• **Available data**:
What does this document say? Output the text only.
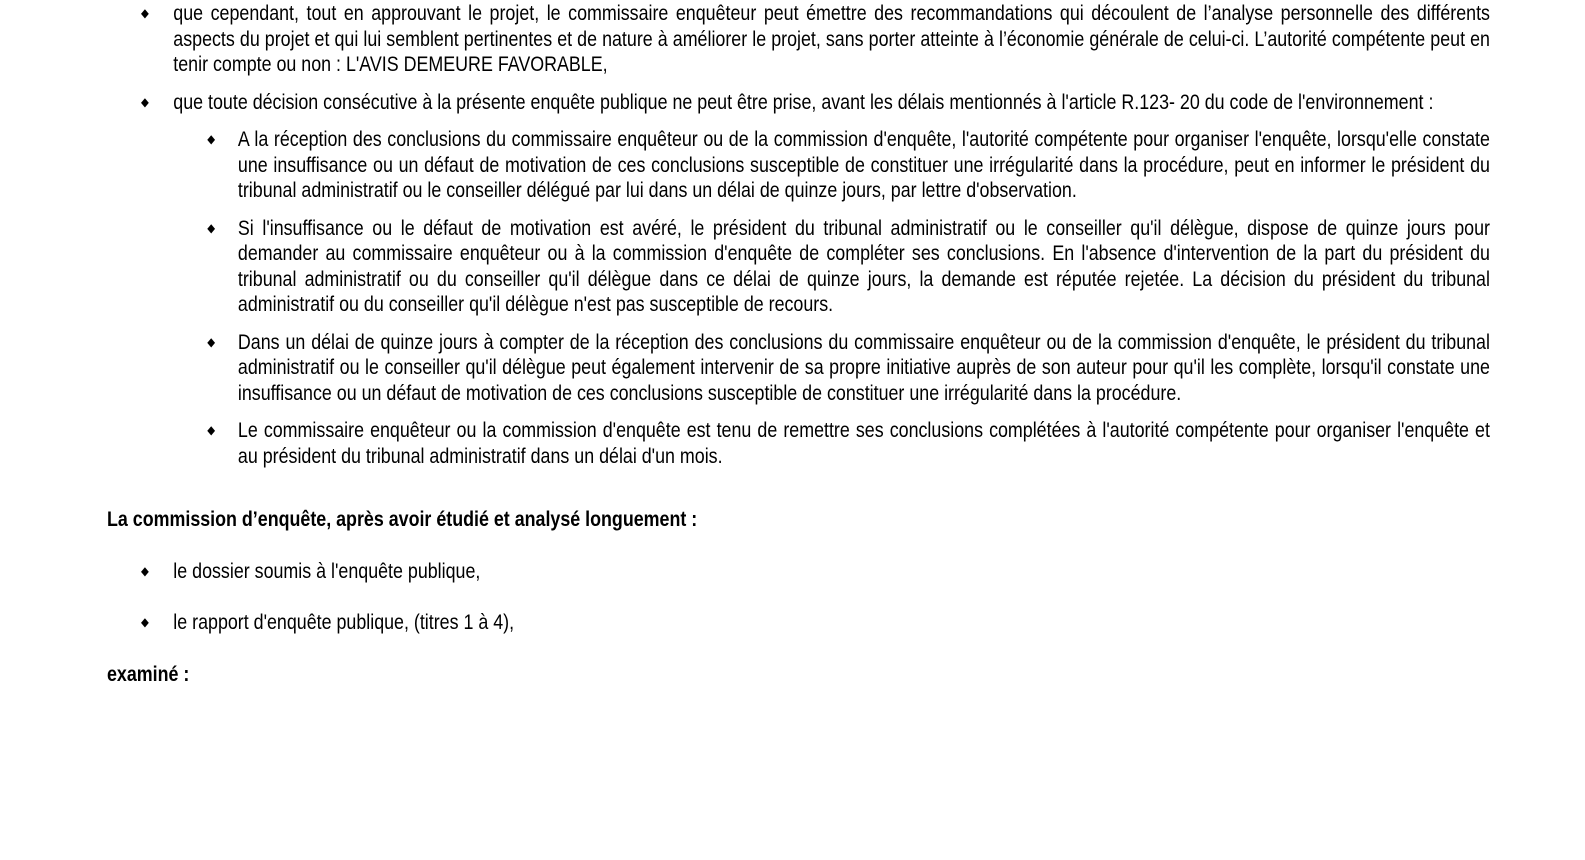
◆ que cependant, tout en approuvant le projet, le commissaire enquêteur peut émettre des recommandations qui découlent de l’analyse personnelle des différents aspects du projet et qui lui semblent pertinentes et de nature à améliorer le projet, sans porter atteinte à l’économie générale de celui-ci. L’autorité compétente peut en tenir compte ou non : L'AVIS DEMEURE FAVORABLE,
◆ que toute décision consécutive à la présente enquête publique ne peut être prise, avant les délais mentionnés à l'article R.123- 20 du code de l'environnement :
◆ A la réception des conclusions du commissaire enquêteur ou de la commission d'enquête, l'autorité compétente pour organiser l'enquête, lorsqu'elle constate une insuffisance ou un défaut de motivation de ces conclusions susceptible de constituer une irrégularité dans la procédure, peut en informer le président du tribunal administratif ou le conseiller délégué par lui dans un délai de quinze jours, par lettre d'observation.
◆ Si l'insuffisance ou le défaut de motivation est avéré, le président du tribunal administratif ou le conseiller qu'il délègue, dispose de quinze jours pour demander au commissaire enquêteur ou à la commission d'enquête de compléter ses conclusions. En l'absence d'intervention de la part du président du tribunal administratif ou du conseiller qu'il délègue dans ce délai de quinze jours, la demande est réputée rejetée. La décision du président du tribunal administratif ou du conseiller qu'il délègue n'est pas susceptible de recours.
◆ Dans un délai de quinze jours à compter de la réception des conclusions du commissaire enquêteur ou de la commission d'enquête, le président du tribunal administratif ou le conseiller qu'il délègue peut également intervenir de sa propre initiative auprès de son auteur pour qu'il les complète, lorsqu'il constate une insuffisance ou un défaut de motivation de ces conclusions susceptible de constituer une irrégularité dans la procédure.
◆ Le commissaire enquêteur ou la commission d'enquête est tenu de remettre ses conclusions complétées à l'autorité compétente pour organiser l'enquête et au président du tribunal administratif dans un délai d'un mois.
La commission d’enquête, après avoir étudié et analysé longuement :
◆ le dossier soumis à l'enquête publique,
◆ le rapport d'enquête publique, (titres 1 à 4),
examiné :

• **Task instructions**: Keep every word of the data as it is when you write it out, but drop the pictures.

• **Task output**:
What does this document say? Output the text only.
◆ que cependant, tout en approuvant le projet, le commissaire enquêteur peut émettre des recommandations qui découlent de l’analyse personnelle des différents aspects du projet et qui lui semblent pertinentes et de nature à améliorer le projet, sans porter atteinte à l’économie générale de celui-ci. L’autorité compétente peut en tenir compte ou non : L'AVIS DEMEURE FAVORABLE,
◆ que toute décision consécutive à la présente enquête publique ne peut être prise, avant les délais mentionnés à l'article R.123- 20 du code de l'environnement :
◆ A la réception des conclusions du commissaire enquêteur ou de la commission d'enquête, l'autorité compétente pour organiser l'enquête, lorsqu'elle constate une insuffisance ou un défaut de motivation de ces conclusions susceptible de constituer une irrégularité dans la procédure, peut en informer le président du tribunal administratif ou le conseiller délégué par lui dans un délai de quinze jours, par lettre d'observation.
◆ Si l'insuffisance ou le défaut de motivation est avéré, le président du tribunal administratif ou le conseiller qu'il délègue, dispose de quinze jours pour demander au commissaire enquêteur ou à la commission d'enquête de compléter ses conclusions. En l'absence d'intervention de la part du président du tribunal administratif ou du conseiller qu'il délègue dans ce délai de quinze jours, la demande est réputée rejetée. La décision du président du tribunal administratif ou du conseiller qu'il délègue n'est pas susceptible de recours.
◆ Dans un délai de quinze jours à compter de la réception des conclusions du commissaire enquêteur ou de la commission d'enquête, le président du tribunal administratif ou le conseiller qu'il délègue peut également intervenir de sa propre initiative auprès de son auteur pour qu'il les complète, lorsqu'il constate une insuffisance ou un défaut de motivation de ces conclusions susceptible de constituer une irrégularité dans la procédure.
◆ Le commissaire enquêteur ou la commission d'enquête est tenu de remettre ses conclusions complétées à l'autorité compétente pour organiser l'enquête et au président du tribunal administratif dans un délai d'un mois.
La commission d’enquête, après avoir étudié et analysé longuement :
◆ le dossier soumis à l'enquête publique,
◆ le rapport d'enquête publique, (titres 1 à 4),
examiné :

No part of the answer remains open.